+++ Entries

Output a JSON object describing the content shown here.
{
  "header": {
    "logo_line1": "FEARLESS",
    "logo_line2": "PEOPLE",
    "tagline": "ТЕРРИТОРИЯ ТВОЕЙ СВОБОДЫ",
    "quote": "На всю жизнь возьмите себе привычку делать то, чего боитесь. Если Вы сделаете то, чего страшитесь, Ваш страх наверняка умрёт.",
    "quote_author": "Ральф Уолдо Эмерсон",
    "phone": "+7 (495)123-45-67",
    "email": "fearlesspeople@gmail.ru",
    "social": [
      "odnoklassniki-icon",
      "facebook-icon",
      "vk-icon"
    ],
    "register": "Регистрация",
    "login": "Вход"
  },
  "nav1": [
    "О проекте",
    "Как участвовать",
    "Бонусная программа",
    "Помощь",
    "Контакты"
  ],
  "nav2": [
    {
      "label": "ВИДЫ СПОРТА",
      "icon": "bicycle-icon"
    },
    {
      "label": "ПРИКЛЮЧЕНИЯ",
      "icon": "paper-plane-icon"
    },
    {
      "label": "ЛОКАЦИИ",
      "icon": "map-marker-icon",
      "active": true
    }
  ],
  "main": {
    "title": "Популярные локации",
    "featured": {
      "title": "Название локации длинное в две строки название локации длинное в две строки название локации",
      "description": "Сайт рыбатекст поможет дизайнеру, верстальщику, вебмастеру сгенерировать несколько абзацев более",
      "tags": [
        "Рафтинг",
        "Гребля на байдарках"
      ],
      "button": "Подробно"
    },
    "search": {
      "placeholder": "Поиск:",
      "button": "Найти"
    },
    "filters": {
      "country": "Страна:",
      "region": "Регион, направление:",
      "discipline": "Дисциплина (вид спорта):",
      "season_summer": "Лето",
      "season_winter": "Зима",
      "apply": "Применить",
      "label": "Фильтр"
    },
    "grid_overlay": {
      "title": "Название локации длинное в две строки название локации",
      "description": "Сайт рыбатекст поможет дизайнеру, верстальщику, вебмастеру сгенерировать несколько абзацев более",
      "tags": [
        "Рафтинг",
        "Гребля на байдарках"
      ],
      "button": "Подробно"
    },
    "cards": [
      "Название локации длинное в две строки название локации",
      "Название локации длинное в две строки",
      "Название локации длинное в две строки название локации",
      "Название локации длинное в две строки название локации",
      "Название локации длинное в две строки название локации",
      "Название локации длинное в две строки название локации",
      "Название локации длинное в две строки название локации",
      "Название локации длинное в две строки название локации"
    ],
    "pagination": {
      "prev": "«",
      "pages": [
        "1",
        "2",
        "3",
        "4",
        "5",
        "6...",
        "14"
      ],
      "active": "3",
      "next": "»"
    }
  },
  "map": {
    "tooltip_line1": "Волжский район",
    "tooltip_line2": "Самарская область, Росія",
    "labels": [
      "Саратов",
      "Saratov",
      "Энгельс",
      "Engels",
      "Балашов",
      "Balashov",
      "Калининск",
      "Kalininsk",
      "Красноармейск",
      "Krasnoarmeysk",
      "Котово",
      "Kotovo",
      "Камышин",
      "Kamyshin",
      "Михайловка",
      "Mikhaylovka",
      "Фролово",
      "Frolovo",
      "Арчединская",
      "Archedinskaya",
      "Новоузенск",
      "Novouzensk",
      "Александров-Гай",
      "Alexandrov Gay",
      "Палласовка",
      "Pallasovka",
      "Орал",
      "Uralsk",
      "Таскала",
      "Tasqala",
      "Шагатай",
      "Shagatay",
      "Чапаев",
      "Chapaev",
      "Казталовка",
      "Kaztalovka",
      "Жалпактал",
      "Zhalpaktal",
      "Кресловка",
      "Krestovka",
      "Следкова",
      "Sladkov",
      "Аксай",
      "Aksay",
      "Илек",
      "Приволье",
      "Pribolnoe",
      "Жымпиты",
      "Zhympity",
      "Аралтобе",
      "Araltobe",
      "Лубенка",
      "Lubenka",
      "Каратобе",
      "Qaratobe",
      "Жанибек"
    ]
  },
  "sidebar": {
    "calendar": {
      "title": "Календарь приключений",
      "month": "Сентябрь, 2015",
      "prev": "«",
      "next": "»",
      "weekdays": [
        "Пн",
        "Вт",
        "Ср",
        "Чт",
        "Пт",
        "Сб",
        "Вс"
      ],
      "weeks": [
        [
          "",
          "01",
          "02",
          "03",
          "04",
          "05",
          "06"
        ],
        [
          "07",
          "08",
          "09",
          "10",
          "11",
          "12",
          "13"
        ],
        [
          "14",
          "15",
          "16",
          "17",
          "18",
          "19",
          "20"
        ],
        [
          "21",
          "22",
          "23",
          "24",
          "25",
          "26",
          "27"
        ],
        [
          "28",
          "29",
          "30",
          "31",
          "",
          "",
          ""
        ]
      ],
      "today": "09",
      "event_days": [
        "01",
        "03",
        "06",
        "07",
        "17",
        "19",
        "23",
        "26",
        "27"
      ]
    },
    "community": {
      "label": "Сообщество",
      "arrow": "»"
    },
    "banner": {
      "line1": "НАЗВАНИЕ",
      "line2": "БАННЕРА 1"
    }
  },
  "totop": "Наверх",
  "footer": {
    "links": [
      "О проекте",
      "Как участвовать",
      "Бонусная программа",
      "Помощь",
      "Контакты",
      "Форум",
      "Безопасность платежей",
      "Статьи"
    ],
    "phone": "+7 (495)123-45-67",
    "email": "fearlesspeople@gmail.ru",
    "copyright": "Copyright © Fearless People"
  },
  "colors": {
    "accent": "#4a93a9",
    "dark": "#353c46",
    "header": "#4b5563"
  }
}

++++++

Every line above should be written out again exactly as it stands.

_Finished task_
Output a JSON object describing the content shown here.
{
  "header": {
    "logo_line1": "FEARLESS",
    "logo_line2": "PEOPLE",
    "tagline": "ТЕРРИТОРИЯ ТВОЕЙ СВОБОДЫ",
    "quote": "На всю жизнь возьмите себе привычку делать то, чего боитесь. Если Вы сделаете то, чего страшитесь, Ваш страх наверняка умрёт.",
    "quote_author": "Ральф Уолдо Эмерсон",
    "phone": "+7 (495)123-45-67",
    "email": "fearlesspeople@gmail.ru",
    "social": [
      "odnoklassniki-icon",
      "facebook-icon",
      "vk-icon"
    ],
    "register": "Регистрация",
    "login": "Вход"
  },
  "nav1": [
    "О проекте",
    "Как участвовать",
    "Бонусная программа",
    "Помощь",
    "Контакты"
  ],
  "nav2": [
    {
      "label": "ВИДЫ СПОРТА",
      "icon": "bicycle-icon"
    },
    {
      "label": "ПРИКЛЮЧЕНИЯ",
      "icon": "paper-plane-icon"
    },
    {
      "label": "ЛОКАЦИИ",
      "icon": "map-marker-icon",
      "active": true
    }
  ],
  "main": {
    "title": "Популярные локации",
    "featured": {
      "title": "Название локации длинное в две строки название локации длинное в две строки название локации",
      "description": "Сайт рыбатекст поможет дизайнеру, верстальщику, вебмастеру сгенерировать несколько абзацев более",
      "tags": [
        "Рафтинг",
        "Гребля на байдарках"
      ],
      "button": "Подробно"
    },
    "search": {
      "placeholder": "Поиск:",
      "button": "Найти"
    },
    "filters": {
      "country": "Страна:",
      "region": "Регион, направление:",
      "discipline": "Дисциплина (вид спорта):",
      "season_summer": "Лето",
      "season_winter": "Зима",
      "apply": "Применить",
      "label": "Фильтр"
    },
    "grid_overlay": {
      "title": "Название локации длинное в две строки название локации",
      "description": "Сайт рыбатекст поможет дизайнеру, верстальщику, вебмастеру сгенерировать несколько абзацев более",
      "tags": [
        "Рафтинг",
        "Гребля на байдарках"
      ],
      "button": "Подробно"
    },
    "cards": [
      "Название локации длинное в две строки название локации",
      "Название локации длинное в две строки",
      "Название локации длинное в две строки название локации",
      "Название локации длинное в две строки название локации",
      "Название локации длинное в две строки название локации",
      "Название локации длинное в две строки название локации",
      "Название локации длинное в две строки название локации",
      "Название локации длинное в две строки название локации"
    ],
    "pagination": {
      "prev": "«",
      "pages": [
        "1",
        "2",
        "3",
        "4",
        "5",
        "6...",
        "14"
      ],
      "active": "3",
      "next": "»"
    }
  },
  "map": {
    "tooltip_line1": "Волжский район",
    "tooltip_line2": "Самарская область, Росія",
    "labels": [
      "Саратов",
      "Saratov",
      "Энгельс",
      "Engels",
      "Балашов",
      "Balashov",
      "Калининск",
      "Kalininsk",
      "Красноармейск",
      "Krasnoarmeysk",
      "Котово",
      "Kotovo",
      "Камышин",
      "Kamyshin",
      "Михайловка",
      "Mikhaylovka",
      "Фролово",
      "Frolovo",
      "Арчединская",
      "Archedinskaya",
      "Новоузенск",
      "Novouzensk",
      "Александров-Гай",
      "Alexandrov Gay",
      "Палласовка",
      "Pallasovka",
      "Орал",
      "Uralsk",
      "Таскала",
      "Tasqala",
      "Шагатай",
      "Shagatay",
      "Чапаев",
      "Chapaev",
      "Казталовка",
      "Kaztalovka",
      "Жалпактал",
      "Zhalpaktal",
      "Кресловка",
      "Krestovka",
      "Следкова",
      "Sladkov",
      "Аксай",
      "Aksay",
      "Илек",
      "Приволье",
      "Pribolnoe",
      "Жымпиты",
      "Zhympity",
      "Аралтобе",
      "Araltobe",
      "Лубенка",
      "Lubenka",
      "Каратобе",
      "Qaratobe",
      "Жанибек"
    ]
  },
  "sidebar": {
    "calendar": {
      "title": "Календарь приключений",
      "month": "Сентябрь, 2015",
      "prev": "«",
      "next": "»",
      "weekdays": [
        "Пн",
        "Вт",
        "Ср",
        "Чт",
        "Пт",
        "Сб",
        "Вс"
      ],
      "weeks": [
        [
          "",
          "01",
          "02",
          "03",
          "04",
          "05",
          "06"
        ],
        [
          "07",
          "08",
          "09",
          "10",
          "11",
          "12",
          "13"
        ],
        [
          "14",
          "15",
          "16",
          "17",
          "18",
          "19",
          "20"
        ],
        [
          "21",
          "22",
          "23",
          "24",
          "25",
          "26",
          "27"
        ],
        [
          "28",
          "29",
          "30",
          "31",
          "",
          "",
          ""
        ]
      ],
      "today": "09",
      "event_days": [
        "01",
        "03",
        "06",
        "07",
        "17",
        "19",
        "23",
        "26",
        "27"
      ]
    },
    "community": {
      "label": "Сообщество",
      "arrow": "»"
    },
    "banner": {
      "line1": "НАЗВАНИЕ",
      "line2": "БАННЕРА 1"
    }
  },
  "totop": "Наверх",
  "footer": {
    "links": [
      "О проекте",
      "Как участвовать",
      "Бонусная программа",
      "Помощь",
      "Контакты",
      "Форум",
      "Безопасность платежей",
      "Статьи"
    ],
    "phone": "+7 (495)123-45-67",
    "email": "fearlesspeople@gmail.ru",
    "copyright": "Copyright © Fearless People"
  },
  "colors": {
    "accent": "#4a93a9",
    "dark": "#353c46",
    "header": "#4b5563"
  }
}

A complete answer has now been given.